- [Description of the task]: Scan the material below for the string "Évolution", and copy every line where it shows up.

Rows from a figure dataset
****************

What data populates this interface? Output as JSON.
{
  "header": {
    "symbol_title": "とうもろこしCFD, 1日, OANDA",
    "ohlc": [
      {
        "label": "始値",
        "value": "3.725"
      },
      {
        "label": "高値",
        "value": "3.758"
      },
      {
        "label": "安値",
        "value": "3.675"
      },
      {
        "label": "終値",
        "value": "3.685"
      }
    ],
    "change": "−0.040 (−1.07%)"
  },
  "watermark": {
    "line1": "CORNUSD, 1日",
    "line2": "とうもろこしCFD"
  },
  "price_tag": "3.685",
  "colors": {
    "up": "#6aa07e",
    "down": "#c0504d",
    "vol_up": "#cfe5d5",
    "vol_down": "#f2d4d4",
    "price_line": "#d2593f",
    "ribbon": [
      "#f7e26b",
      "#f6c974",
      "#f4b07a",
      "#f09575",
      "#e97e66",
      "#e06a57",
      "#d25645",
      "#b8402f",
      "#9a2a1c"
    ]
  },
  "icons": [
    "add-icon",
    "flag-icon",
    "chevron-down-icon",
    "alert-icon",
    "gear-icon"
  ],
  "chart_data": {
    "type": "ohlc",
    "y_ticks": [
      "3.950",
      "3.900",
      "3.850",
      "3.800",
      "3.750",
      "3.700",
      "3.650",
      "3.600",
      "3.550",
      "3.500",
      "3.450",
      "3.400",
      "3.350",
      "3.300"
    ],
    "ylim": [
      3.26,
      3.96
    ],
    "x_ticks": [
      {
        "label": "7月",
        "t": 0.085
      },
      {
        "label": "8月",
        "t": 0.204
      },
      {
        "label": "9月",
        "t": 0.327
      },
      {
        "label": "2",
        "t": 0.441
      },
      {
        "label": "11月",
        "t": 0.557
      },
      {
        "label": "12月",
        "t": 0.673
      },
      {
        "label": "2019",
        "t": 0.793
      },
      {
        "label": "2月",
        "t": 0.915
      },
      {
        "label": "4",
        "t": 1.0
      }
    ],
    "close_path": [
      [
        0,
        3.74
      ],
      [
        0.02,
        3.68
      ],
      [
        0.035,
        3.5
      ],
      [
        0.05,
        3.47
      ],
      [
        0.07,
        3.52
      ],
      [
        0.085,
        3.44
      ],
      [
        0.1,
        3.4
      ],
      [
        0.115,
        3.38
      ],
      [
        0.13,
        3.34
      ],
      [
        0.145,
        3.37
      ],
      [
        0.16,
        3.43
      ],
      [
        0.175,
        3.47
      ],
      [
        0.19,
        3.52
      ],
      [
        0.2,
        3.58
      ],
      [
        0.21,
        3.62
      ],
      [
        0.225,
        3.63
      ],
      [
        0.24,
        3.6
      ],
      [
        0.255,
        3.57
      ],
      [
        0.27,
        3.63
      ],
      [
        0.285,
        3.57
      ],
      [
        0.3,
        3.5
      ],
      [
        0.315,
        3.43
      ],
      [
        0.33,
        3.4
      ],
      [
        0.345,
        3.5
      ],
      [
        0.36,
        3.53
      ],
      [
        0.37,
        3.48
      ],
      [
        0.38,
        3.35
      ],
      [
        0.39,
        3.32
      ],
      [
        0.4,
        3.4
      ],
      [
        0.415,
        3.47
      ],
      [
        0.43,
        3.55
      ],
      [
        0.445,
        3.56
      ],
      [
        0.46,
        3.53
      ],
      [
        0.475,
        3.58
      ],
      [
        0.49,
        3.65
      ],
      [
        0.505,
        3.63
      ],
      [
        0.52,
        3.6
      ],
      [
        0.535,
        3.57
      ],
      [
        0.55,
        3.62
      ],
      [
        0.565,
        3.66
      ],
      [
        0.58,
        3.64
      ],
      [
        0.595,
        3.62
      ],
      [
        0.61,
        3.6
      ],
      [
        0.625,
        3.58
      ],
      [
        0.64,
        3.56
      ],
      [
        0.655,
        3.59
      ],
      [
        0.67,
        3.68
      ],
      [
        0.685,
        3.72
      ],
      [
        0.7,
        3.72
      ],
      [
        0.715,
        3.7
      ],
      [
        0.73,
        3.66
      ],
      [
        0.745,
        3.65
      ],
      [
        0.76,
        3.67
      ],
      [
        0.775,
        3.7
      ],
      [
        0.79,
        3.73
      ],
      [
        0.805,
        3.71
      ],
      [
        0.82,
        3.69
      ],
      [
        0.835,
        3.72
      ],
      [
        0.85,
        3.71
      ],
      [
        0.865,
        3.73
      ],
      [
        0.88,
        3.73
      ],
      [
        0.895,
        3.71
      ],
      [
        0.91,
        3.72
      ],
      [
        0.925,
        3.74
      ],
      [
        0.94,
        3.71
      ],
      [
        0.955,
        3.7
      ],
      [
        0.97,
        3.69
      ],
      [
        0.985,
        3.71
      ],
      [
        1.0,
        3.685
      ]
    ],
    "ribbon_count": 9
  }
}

****************

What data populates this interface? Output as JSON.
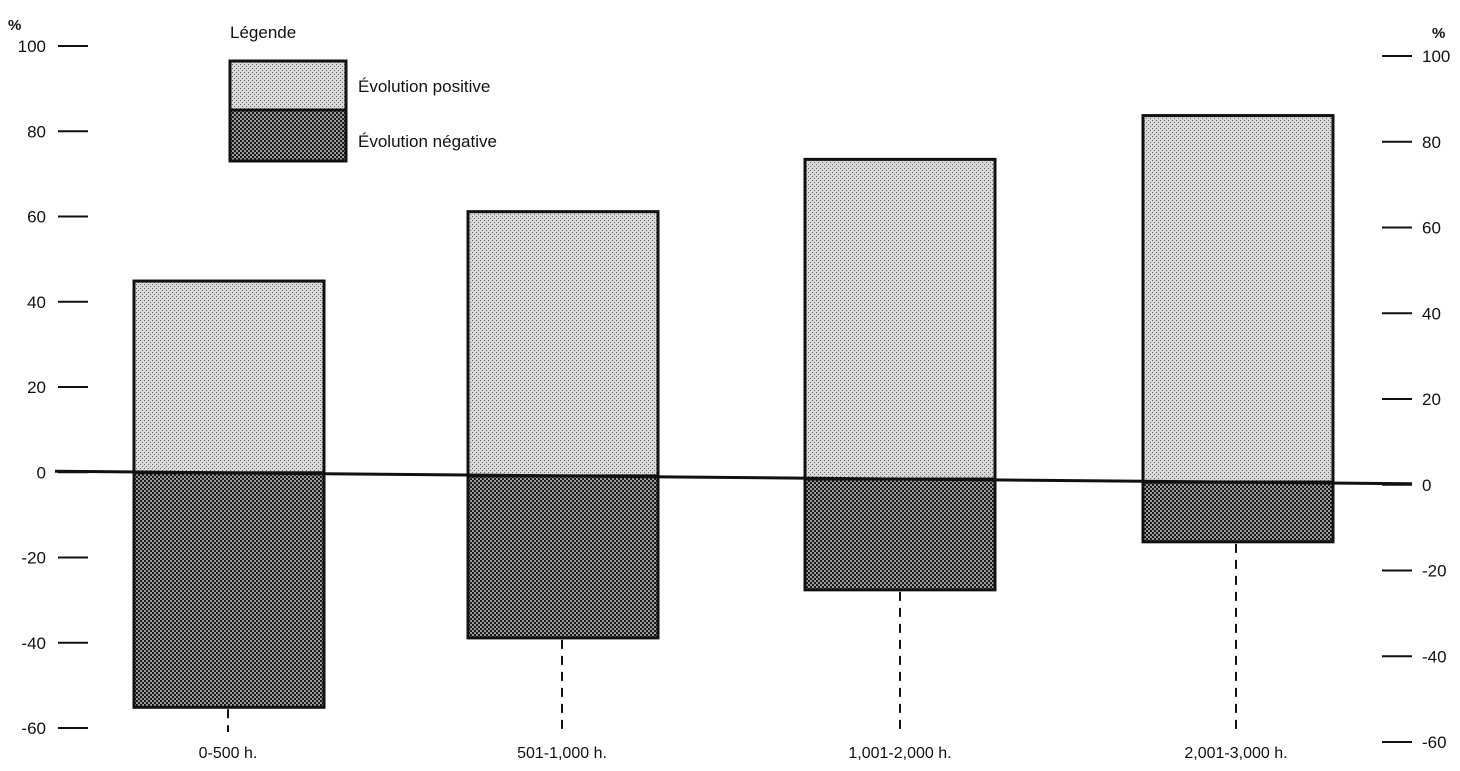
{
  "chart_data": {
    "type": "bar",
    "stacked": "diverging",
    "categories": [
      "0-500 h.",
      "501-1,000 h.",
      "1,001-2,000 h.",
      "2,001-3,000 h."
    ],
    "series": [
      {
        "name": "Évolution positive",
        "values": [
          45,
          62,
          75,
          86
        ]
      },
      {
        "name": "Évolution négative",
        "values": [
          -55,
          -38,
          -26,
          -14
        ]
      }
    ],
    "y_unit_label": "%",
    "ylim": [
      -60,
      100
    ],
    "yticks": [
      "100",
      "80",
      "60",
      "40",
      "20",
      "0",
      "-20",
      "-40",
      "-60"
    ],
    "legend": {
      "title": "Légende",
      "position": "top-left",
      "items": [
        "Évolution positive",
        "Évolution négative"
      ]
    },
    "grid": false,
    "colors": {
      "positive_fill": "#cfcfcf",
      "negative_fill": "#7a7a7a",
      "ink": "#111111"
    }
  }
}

****************

- [Solved exercise]:
        "name": "Évolution positive",
        "name": "Évolution négative",
        "Évolution positive",
        "Évolution négative"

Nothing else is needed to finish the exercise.